## Requirement
Below are some entries; can you quote all of them exactly?
########################################
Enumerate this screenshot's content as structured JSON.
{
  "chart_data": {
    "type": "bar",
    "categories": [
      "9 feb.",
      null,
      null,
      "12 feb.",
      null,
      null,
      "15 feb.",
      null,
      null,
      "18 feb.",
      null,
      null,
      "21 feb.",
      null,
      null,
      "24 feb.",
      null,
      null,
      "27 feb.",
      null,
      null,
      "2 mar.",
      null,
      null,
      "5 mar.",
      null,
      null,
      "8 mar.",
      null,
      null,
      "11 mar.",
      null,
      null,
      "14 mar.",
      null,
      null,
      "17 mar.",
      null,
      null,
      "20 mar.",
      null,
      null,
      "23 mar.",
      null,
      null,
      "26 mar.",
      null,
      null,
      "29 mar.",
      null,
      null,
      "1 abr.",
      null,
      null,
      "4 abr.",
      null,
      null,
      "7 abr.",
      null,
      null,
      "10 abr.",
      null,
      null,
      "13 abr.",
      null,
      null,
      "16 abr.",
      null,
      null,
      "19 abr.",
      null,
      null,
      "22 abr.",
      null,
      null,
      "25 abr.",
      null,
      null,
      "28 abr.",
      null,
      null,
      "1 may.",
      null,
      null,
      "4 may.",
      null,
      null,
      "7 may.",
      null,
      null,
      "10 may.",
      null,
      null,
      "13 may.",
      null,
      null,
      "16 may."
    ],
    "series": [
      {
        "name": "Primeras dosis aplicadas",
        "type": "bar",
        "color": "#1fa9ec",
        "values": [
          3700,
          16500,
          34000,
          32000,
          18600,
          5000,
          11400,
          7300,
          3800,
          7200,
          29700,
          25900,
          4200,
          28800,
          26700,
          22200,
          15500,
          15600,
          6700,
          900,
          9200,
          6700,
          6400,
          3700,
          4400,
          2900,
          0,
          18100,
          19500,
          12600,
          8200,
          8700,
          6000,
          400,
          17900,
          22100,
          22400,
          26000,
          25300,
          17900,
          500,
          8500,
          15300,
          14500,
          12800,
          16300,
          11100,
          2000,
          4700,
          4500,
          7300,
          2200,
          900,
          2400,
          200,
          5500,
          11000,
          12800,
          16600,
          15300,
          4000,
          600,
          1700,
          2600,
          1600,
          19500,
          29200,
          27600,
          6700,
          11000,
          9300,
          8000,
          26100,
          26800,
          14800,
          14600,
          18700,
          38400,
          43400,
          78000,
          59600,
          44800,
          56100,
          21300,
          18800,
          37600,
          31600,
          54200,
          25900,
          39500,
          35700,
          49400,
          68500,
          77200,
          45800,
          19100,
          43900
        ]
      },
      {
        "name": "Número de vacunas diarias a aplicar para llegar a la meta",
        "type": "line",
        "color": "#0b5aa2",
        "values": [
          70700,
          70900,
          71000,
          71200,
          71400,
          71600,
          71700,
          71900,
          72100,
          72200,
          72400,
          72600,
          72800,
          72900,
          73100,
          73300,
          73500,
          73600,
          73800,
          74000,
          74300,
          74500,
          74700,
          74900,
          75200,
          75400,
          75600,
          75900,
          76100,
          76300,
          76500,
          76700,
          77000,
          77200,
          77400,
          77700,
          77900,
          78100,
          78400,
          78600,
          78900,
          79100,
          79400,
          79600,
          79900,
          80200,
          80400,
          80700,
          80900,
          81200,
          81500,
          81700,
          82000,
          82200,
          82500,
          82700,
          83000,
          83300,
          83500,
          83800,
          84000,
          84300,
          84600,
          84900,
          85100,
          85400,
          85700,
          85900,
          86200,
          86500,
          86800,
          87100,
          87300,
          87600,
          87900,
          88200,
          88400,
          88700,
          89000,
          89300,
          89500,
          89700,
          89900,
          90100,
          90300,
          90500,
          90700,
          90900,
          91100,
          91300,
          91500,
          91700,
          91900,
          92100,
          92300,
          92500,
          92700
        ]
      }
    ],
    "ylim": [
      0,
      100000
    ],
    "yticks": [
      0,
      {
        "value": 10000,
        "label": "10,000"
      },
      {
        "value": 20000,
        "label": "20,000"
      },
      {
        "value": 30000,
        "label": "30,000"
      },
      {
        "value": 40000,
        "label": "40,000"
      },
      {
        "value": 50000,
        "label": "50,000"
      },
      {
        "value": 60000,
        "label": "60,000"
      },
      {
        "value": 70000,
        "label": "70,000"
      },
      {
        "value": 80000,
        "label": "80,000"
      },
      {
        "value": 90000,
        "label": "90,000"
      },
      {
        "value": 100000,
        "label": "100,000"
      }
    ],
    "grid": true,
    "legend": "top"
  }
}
########################################
## Final result
Enumerate this screenshot's content as structured JSON.
{
  "chart_data": {
    "type": "bar",
    "categories": [
      "9 feb.",
      null,
      null,
      "12 feb.",
      null,
      null,
      "15 feb.",
      null,
      null,
      "18 feb.",
      null,
      null,
      "21 feb.",
      null,
      null,
      "24 feb.",
      null,
      null,
      "27 feb.",
      null,
      null,
      "2 mar.",
      null,
      null,
      "5 mar.",
      null,
      null,
      "8 mar.",
      null,
      null,
      "11 mar.",
      null,
      null,
      "14 mar.",
      null,
      null,
      "17 mar.",
      null,
      null,
      "20 mar.",
      null,
      null,
      "23 mar.",
      null,
      null,
      "26 mar.",
      null,
      null,
      "29 mar.",
      null,
      null,
      "1 abr.",
      null,
      null,
      "4 abr.",
      null,
      null,
      "7 abr.",
      null,
      null,
      "10 abr.",
      null,
      null,
      "13 abr.",
      null,
      null,
      "16 abr.",
      null,
      null,
      "19 abr.",
      null,
      null,
      "22 abr.",
      null,
      null,
      "25 abr.",
      null,
      null,
      "28 abr.",
      null,
      null,
      "1 may.",
      null,
      null,
      "4 may.",
      null,
      null,
      "7 may.",
      null,
      null,
      "10 may.",
      null,
      null,
      "13 may.",
      null,
      null,
      "16 may."
    ],
    "series": [
      {
        "name": "Primeras dosis aplicadas",
        "type": "bar",
        "color": "#1fa9ec",
        "values": [
          3700,
          16500,
          34000,
          32000,
          18600,
          5000,
          11400,
          7300,
          3800,
          7200,
          29700,
          25900,
          4200,
          28800,
          26700,
          22200,
          15500,
          15600,
          6700,
          900,
          9200,
          6700,
          6400,
          3700,
          4400,
          2900,
          0,
          18100,
          19500,
          12600,
          8200,
          8700,
          6000,
          400,
          17900,
          22100,
          22400,
          26000,
          25300,
          17900,
          500,
          8500,
          15300,
          14500,
          12800,
          16300,
          11100,
          2000,
          4700,
          4500,
          7300,
          2200,
          900,
          2400,
          200,
          5500,
          11000,
          12800,
          16600,
          15300,
          4000,
          600,
          1700,
          2600,
          1600,
          19500,
          29200,
          27600,
          6700,
          11000,
          9300,
          8000,
          26100,
          26800,
          14800,
          14600,
          18700,
          38400,
          43400,
          78000,
          59600,
          44800,
          56100,
          21300,
          18800,
          37600,
          31600,
          54200,
          25900,
          39500,
          35700,
          49400,
          68500,
          77200,
          45800,
          19100,
          43900
        ]
      },
      {
        "name": "Número de vacunas diarias a aplicar para llegar a la meta",
        "type": "line",
        "color": "#0b5aa2",
        "values": [
          70700,
          70900,
          71000,
          71200,
          71400,
          71600,
          71700,
          71900,
          72100,
          72200,
          72400,
          72600,
          72800,
          72900,
          73100,
          73300,
          73500,
          73600,
          73800,
          74000,
          74300,
          74500,
          74700,
          74900,
          75200,
          75400,
          75600,
          75900,
          76100,
          76300,
          76500,
          76700,
          77000,
          77200,
          77400,
          77700,
          77900,
          78100,
          78400,
          78600,
          78900,
          79100,
          79400,
          79600,
          79900,
          80200,
          80400,
          80700,
          80900,
          81200,
          81500,
          81700,
          82000,
          82200,
          82500,
          82700,
          83000,
          83300,
          83500,
          83800,
          84000,
          84300,
          84600,
          84900,
          85100,
          85400,
          85700,
          85900,
          86200,
          86500,
          86800,
          87100,
          87300,
          87600,
          87900,
          88200,
          88400,
          88700,
          89000,
          89300,
          89500,
          89700,
          89900,
          90100,
          90300,
          90500,
          90700,
          90900,
          91100,
          91300,
          91500,
          91700,
          91900,
          92100,
          92300,
          92500,
          92700
        ]
      }
    ],
    "ylim": [
      0,
      100000
    ],
    "yticks": [
      0,
      {
        "value": 10000,
        "label": "10,000"
      },
      {
        "value": 20000,
        "label": "20,000"
      },
      {
        "value": 30000,
        "label": "30,000"
      },
      {
        "value": 40000,
        "label": "40,000"
      },
      {
        "value": 50000,
        "label": "50,000"
      },
      {
        "value": 60000,
        "label": "60,000"
      },
      {
        "value": 70000,
        "label": "70,000"
      },
      {
        "value": 80000,
        "label": "80,000"
      },
      {
        "value": 90000,
        "label": "90,000"
      },
      {
        "value": 100000,
        "label": "100,000"
      }
    ],
    "grid": true,
    "legend": "top"
  }
}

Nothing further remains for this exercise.